REQUIREMENT:
Below is a set of records. Repeat all of them exactly.

[START]

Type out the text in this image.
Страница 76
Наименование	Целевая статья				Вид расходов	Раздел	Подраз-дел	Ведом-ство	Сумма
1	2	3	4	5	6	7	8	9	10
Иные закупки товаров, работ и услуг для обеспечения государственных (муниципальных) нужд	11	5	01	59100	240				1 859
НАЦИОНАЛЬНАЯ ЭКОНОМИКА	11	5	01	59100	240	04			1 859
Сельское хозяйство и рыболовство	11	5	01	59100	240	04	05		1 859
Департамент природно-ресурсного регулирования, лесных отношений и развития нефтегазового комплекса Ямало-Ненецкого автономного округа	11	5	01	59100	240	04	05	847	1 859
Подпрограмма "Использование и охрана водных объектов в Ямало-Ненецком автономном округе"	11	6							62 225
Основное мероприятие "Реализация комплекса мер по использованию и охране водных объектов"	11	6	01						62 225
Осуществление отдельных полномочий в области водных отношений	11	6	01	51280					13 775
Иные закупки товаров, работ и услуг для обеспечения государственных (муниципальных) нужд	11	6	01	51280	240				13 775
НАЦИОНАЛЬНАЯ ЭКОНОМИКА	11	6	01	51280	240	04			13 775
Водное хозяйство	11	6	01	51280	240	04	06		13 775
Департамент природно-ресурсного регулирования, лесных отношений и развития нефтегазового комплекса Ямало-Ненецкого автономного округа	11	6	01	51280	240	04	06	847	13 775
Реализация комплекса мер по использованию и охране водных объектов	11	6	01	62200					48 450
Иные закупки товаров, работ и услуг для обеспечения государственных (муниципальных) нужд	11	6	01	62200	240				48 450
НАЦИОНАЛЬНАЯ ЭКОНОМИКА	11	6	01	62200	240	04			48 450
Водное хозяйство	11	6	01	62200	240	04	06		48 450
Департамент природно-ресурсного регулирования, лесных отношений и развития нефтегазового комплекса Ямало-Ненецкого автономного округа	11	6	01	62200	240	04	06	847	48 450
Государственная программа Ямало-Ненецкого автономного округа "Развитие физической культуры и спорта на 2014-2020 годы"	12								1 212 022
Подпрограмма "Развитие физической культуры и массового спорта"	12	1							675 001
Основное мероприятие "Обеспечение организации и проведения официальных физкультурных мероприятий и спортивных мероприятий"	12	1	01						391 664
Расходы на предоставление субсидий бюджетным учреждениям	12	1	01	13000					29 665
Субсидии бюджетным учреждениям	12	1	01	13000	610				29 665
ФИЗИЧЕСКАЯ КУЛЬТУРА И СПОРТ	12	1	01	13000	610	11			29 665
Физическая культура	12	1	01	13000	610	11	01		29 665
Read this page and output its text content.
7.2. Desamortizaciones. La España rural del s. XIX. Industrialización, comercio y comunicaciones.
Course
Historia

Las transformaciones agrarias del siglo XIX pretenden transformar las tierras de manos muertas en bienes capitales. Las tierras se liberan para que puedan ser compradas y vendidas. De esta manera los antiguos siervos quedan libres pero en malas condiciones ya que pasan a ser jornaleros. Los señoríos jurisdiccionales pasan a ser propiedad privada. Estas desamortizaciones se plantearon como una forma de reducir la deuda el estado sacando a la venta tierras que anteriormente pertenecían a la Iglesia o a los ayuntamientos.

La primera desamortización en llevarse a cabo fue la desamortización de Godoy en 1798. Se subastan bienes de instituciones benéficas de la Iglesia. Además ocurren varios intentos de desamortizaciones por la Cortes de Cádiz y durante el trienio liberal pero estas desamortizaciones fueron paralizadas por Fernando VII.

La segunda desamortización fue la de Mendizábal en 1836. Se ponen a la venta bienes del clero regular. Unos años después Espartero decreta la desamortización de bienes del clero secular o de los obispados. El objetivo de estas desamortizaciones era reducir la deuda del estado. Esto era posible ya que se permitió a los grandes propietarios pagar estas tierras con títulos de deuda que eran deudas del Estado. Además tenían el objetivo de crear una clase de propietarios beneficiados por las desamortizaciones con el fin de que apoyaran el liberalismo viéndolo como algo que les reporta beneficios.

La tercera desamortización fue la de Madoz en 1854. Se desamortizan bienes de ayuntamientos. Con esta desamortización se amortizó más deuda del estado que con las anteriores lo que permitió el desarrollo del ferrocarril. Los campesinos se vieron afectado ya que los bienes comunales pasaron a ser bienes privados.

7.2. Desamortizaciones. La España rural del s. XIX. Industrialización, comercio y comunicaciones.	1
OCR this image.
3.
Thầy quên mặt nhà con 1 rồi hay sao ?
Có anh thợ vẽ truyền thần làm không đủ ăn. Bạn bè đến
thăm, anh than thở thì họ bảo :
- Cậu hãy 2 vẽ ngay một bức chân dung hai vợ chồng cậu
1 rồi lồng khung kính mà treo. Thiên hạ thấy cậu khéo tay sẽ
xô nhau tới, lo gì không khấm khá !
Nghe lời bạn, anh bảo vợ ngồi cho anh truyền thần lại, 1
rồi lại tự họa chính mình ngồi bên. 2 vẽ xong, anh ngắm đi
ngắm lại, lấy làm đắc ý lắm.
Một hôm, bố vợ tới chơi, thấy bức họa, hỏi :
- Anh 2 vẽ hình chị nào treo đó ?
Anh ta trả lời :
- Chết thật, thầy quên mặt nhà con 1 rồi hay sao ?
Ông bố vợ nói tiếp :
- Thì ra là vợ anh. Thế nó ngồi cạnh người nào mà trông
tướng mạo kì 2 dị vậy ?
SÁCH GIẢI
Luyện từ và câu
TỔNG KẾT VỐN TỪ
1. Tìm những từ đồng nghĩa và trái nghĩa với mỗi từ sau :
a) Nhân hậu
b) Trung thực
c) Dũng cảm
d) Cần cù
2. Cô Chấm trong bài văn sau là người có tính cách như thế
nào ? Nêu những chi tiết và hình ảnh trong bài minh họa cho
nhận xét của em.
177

[END]

EXERCISE OUTPUT:
Type out the text in this image.
Страница 76
Наименование	Целевая статья				Вид расходов	Раздел	Подраз-дел	Ведом-ство	Сумма
1	2	3	4	5	6	7	8	9	10
Иные закупки товаров, работ и услуг для обеспечения государственных (муниципальных) нужд	11	5	01	59100	240				1 859
НАЦИОНАЛЬНАЯ ЭКОНОМИКА	11	5	01	59100	240	04			1 859
Сельское хозяйство и рыболовство	11	5	01	59100	240	04	05		1 859
Департамент природно-ресурсного регулирования, лесных отношений и развития нефтегазового комплекса Ямало-Ненецкого автономного округа	11	5	01	59100	240	04	05	847	1 859
Подпрограмма "Использование и охрана водных объектов в Ямало-Ненецком автономном округе"	11	6							62 225
Основное мероприятие "Реализация комплекса мер по использованию и охране водных объектов"	11	6	01						62 225
Осуществление отдельных полномочий в области водных отношений	11	6	01	51280					13 775
Иные закупки товаров, работ и услуг для обеспечения государственных (муниципальных) нужд	11	6	01	51280	240				13 775
НАЦИОНАЛЬНАЯ ЭКОНОМИКА	11	6	01	51280	240	04			13 775
Водное хозяйство	11	6	01	51280	240	04	06		13 775
Департамент природно-ресурсного регулирования, лесных отношений и развития нефтегазового комплекса Ямало-Ненецкого автономного округа	11	6	01	51280	240	04	06	847	13 775
Реализация комплекса мер по использованию и охране водных объектов	11	6	01	62200					48 450
Иные закупки товаров, работ и услуг для обеспечения государственных (муниципальных) нужд	11	6	01	62200	240				48 450
НАЦИОНАЛЬНАЯ ЭКОНОМИКА	11	6	01	62200	240	04			48 450
Водное хозяйство	11	6	01	62200	240	04	06		48 450
Департамент природно-ресурсного регулирования, лесных отношений и развития нефтегазового комплекса Ямало-Ненецкого автономного округа	11	6	01	62200	240	04	06	847	48 450
Государственная программа Ямало-Ненецкого автономного округа "Развитие физической культуры и спорта на 2014-2020 годы"	12								1 212 022
Подпрограмма "Развитие физической культуры и массового спорта"	12	1							675 001
Основное мероприятие "Обеспечение организации и проведения официальных физкультурных мероприятий и спортивных мероприятий"	12	1	01						391 664
Расходы на предоставление субсидий бюджетным учреждениям	12	1	01	13000					29 665
Субсидии бюджетным учреждениям	12	1	01	13000	610				29 665
ФИЗИЧЕСКАЯ КУЛЬТУРА И СПОРТ	12	1	01	13000	610	11			29 665
Физическая культура	12	1	01	13000	610	11	01		29 665
Read this page and output its text content.
7.2. Desamortizaciones. La España rural del s. XIX. Industrialización, comercio y comunicaciones.
Course
Historia

Las transformaciones agrarias del siglo XIX pretenden transformar las tierras de manos muertas en bienes capitales. Las tierras se liberan para que puedan ser compradas y vendidas. De esta manera los antiguos siervos quedan libres pero en malas condiciones ya que pasan a ser jornaleros. Los señoríos jurisdiccionales pasan a ser propiedad privada. Estas desamortizaciones se plantearon como una forma de reducir la deuda el estado sacando a la venta tierras que anteriormente pertenecían a la Iglesia o a los ayuntamientos.

La primera desamortización en llevarse a cabo fue la desamortización de Godoy en 1798. Se subastan bienes de instituciones benéficas de la Iglesia. Además ocurren varios intentos de desamortizaciones por la Cortes de Cádiz y durante el trienio liberal pero estas desamortizaciones fueron paralizadas por Fernando VII.

La segunda desamortización fue la de Mendizábal en 1836. Se ponen a la venta bienes del clero regular. Unos años después Espartero decreta la desamortización de bienes del clero secular o de los obispados. El objetivo de estas desamortizaciones era reducir la deuda del estado. Esto era posible ya que se permitió a los grandes propietarios pagar estas tierras con títulos de deuda que eran deudas del Estado. Además tenían el objetivo de crear una clase de propietarios beneficiados por las desamortizaciones con el fin de que apoyaran el liberalismo viéndolo como algo que les reporta beneficios.

La tercera desamortización fue la de Madoz en 1854. Se desamortizan bienes de ayuntamientos. Con esta desamortización se amortizó más deuda del estado que con las anteriores lo que permitió el desarrollo del ferrocarril. Los campesinos se vieron afectado ya que los bienes comunales pasaron a ser bienes privados.

7.2. Desamortizaciones. La España rural del s. XIX. Industrialización, comercio y comunicaciones.	1
OCR this image.
3.
Thầy quên mặt nhà con 1 rồi hay sao ?
Có anh thợ vẽ truyền thần làm không đủ ăn. Bạn bè đến
thăm, anh than thở thì họ bảo :
- Cậu hãy 2 vẽ ngay một bức chân dung hai vợ chồng cậu
1 rồi lồng khung kính mà treo. Thiên hạ thấy cậu khéo tay sẽ
xô nhau tới, lo gì không khấm khá !
Nghe lời bạn, anh bảo vợ ngồi cho anh truyền thần lại, 1
rồi lại tự họa chính mình ngồi bên. 2 vẽ xong, anh ngắm đi
ngắm lại, lấy làm đắc ý lắm.
Một hôm, bố vợ tới chơi, thấy bức họa, hỏi :
- Anh 2 vẽ hình chị nào treo đó ?
Anh ta trả lời :
- Chết thật, thầy quên mặt nhà con 1 rồi hay sao ?
Ông bố vợ nói tiếp :
- Thì ra là vợ anh. Thế nó ngồi cạnh người nào mà trông
tướng mạo kì 2 dị vậy ?
SÁCH GIẢI
Luyện từ và câu
TỔNG KẾT VỐN TỪ
1. Tìm những từ đồng nghĩa và trái nghĩa với mỗi từ sau :
a) Nhân hậu
b) Trung thực
c) Dũng cảm
d) Cần cù
2. Cô Chấm trong bài văn sau là người có tính cách như thế
nào ? Nêu những chi tiết và hình ảnh trong bài minh họa cho
nhận xét của em.
177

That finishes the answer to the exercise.